▸ RAW DATA
☆ ☆ ☆ ☆

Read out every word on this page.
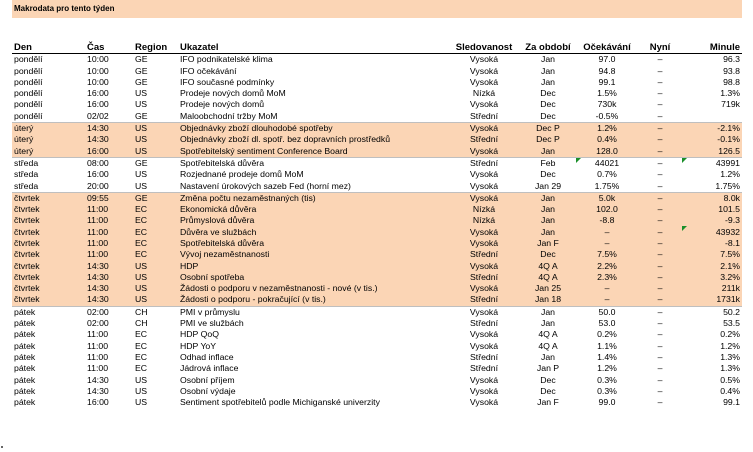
Makrodata pro tento týden
Den	Čas	Region	Ukazatel	Sledovanost	Za období	Očekávání	Nyní	Minule
pondělí	10:00	GE	IFO podnikatelské klima	Vysoká	Jan	97.0	–	96.3
pondělí	10:00	GE	IFO očekávání	Vysoká	Jan	94.8	–	93.8
pondělí	10:00	GE	IFO současné podmínky	Vysoká	Jan	99.1	–	98.8
pondělí	16:00	US	Prodeje nových domů MoM	Nízká	Dec	1.5%	–	1.3%
pondělí	16:00	US	Prodeje nových domů	Vysoká	Dec	730k	–	719k
pondělí	02/02	GE	Maloobchodní tržby MoM	Střední	Dec	-0.5%	–	
úterý	14:30	US	Objednávky zboží dlouhodobé spotřeby	Vysoká	Dec P	1.2%	–	-2.1%
úterý	14:30	US	Objednávky zboží dl. spotř. bez dopravních prostředků	Střední	Dec P	0.4%	–	-0.1%
úterý	16:00	US	Spotřebitelský sentiment Conference Board	Vysoká	Jan	128.0	–	126.5
středa	08:00	GE	Spotřebitelská důvěra	Střední	Feb	44021	–	43991
středa	16:00	US	Rozjednané prodeje domů MoM	Vysoká	Dec	0.7%	–	1.2%
středa	20:00	US	Nastavení úrokových sazeb Fed (horní mez)	Vysoká	Jan 29	1.75%	–	1.75%
čtvrtek	09:55	GE	Změna počtu nezaměstnaných (tis)	Vysoká	Jan	5.0k	–	8.0k
čtvrtek	11:00	EC	Ekonomická důvěra	Nízká	Jan	102.0	–	101.5
čtvrtek	11:00	EC	Průmyslová důvěra	Nízká	Jan	-8.8	–	-9.3
čtvrtek	11:00	EC	Důvěra ve službách	Vysoká	Jan	–	–	43932
čtvrtek	11:00	EC	Spotřebitelská důvěra	Vysoká	Jan F	–	–	-8.1
čtvrtek	11:00	EC	Vývoj nezaměstnanosti	Střední	Dec	7.5%	–	7.5%
čtvrtek	14:30	US	HDP	Vysoká	4Q A	2.2%	–	2.1%
čtvrtek	14:30	US	Osobní spotřeba	Střední	4Q A	2.3%	–	3.2%
čtvrtek	14:30	US	Žádosti o podporu v nezaměstnanosti - nové (v tis.)	Vysoká	Jan 25	–	–	211k
čtvrtek	14:30	US	Žádosti o podporu - pokračující (v tis.)	Střední	Jan 18	–	–	1731k
pátek	02:00	CH	PMI v průmyslu	Vysoká	Jan	50.0	–	50.2
pátek	02:00	CH	PMI ve službách	Střední	Jan	53.0	–	53.5
pátek	11:00	EC	HDP QoQ	Vysoká	4Q A	0.2%	–	0.2%
pátek	11:00	EC	HDP YoY	Vysoká	4Q A	1.1%	–	1.2%
pátek	11:00	EC	Odhad inflace	Střední	Jan	1.4%	–	1.3%
pátek	11:00	EC	Jádrová inflace	Střední	Jan P	1.2%	–	1.3%
pátek	14:30	US	Osobní příjem	Vysoká	Dec	0.3%	–	0.5%
pátek	14:30	US	Osobní výdaje	Vysoká	Dec	0.3%	–	0.4%
pátek	16:00	US	Sentiment spotřebitelů podle Michiganské univerzity	Vysoká	Jan F	99.0	–	99.1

☆ ☆ ☆ ☆

▸ REQUIRED TASK
In your copy of the records, include no pictures; repeat everything else exactly.

▸ PROBLEM SOLUTION
Read out every word on this page.
Makrodata pro tento týden
Den	Čas	Region	Ukazatel	Sledovanost	Za období	Očekávání	Nyní	Minule
pondělí	10:00	GE	IFO podnikatelské klima	Vysoká	Jan	97.0	–	96.3
pondělí	10:00	GE	IFO očekávání	Vysoká	Jan	94.8	–	93.8
pondělí	10:00	GE	IFO současné podmínky	Vysoká	Jan	99.1	–	98.8
pondělí	16:00	US	Prodeje nových domů MoM	Nízká	Dec	1.5%	–	1.3%
pondělí	16:00	US	Prodeje nových domů	Vysoká	Dec	730k	–	719k
pondělí	02/02	GE	Maloobchodní tržby MoM	Střední	Dec	-0.5%	–	
úterý	14:30	US	Objednávky zboží dlouhodobé spotřeby	Vysoká	Dec P	1.2%	–	-2.1%
úterý	14:30	US	Objednávky zboží dl. spotř. bez dopravních prostředků	Střední	Dec P	0.4%	–	-0.1%
úterý	16:00	US	Spotřebitelský sentiment Conference Board	Vysoká	Jan	128.0	–	126.5
středa	08:00	GE	Spotřebitelská důvěra	Střední	Feb	44021	–	43991
středa	16:00	US	Rozjednané prodeje domů MoM	Vysoká	Dec	0.7%	–	1.2%
středa	20:00	US	Nastavení úrokových sazeb Fed (horní mez)	Vysoká	Jan 29	1.75%	–	1.75%
čtvrtek	09:55	GE	Změna počtu nezaměstnaných (tis)	Vysoká	Jan	5.0k	–	8.0k
čtvrtek	11:00	EC	Ekonomická důvěra	Nízká	Jan	102.0	–	101.5
čtvrtek	11:00	EC	Průmyslová důvěra	Nízká	Jan	-8.8	–	-9.3
čtvrtek	11:00	EC	Důvěra ve službách	Vysoká	Jan	–	–	43932
čtvrtek	11:00	EC	Spotřebitelská důvěra	Vysoká	Jan F	–	–	-8.1
čtvrtek	11:00	EC	Vývoj nezaměstnanosti	Střední	Dec	7.5%	–	7.5%
čtvrtek	14:30	US	HDP	Vysoká	4Q A	2.2%	–	2.1%
čtvrtek	14:30	US	Osobní spotřeba	Střední	4Q A	2.3%	–	3.2%
čtvrtek	14:30	US	Žádosti o podporu v nezaměstnanosti - nové (v tis.)	Vysoká	Jan 25	–	–	211k
čtvrtek	14:30	US	Žádosti o podporu - pokračující (v tis.)	Střední	Jan 18	–	–	1731k
pátek	02:00	CH	PMI v průmyslu	Vysoká	Jan	50.0	–	50.2
pátek	02:00	CH	PMI ve službách	Střední	Jan	53.0	–	53.5
pátek	11:00	EC	HDP QoQ	Vysoká	4Q A	0.2%	–	0.2%
pátek	11:00	EC	HDP YoY	Vysoká	4Q A	1.1%	–	1.2%
pátek	11:00	EC	Odhad inflace	Střední	Jan	1.4%	–	1.3%
pátek	11:00	EC	Jádrová inflace	Střední	Jan P	1.2%	–	1.3%
pátek	14:30	US	Osobní příjem	Vysoká	Dec	0.3%	–	0.5%
pátek	14:30	US	Osobní výdaje	Vysoká	Dec	0.3%	–	0.4%
pátek	16:00	US	Sentiment spotřebitelů podle Michiganské univerzity	Vysoká	Jan F	99.0	–	99.1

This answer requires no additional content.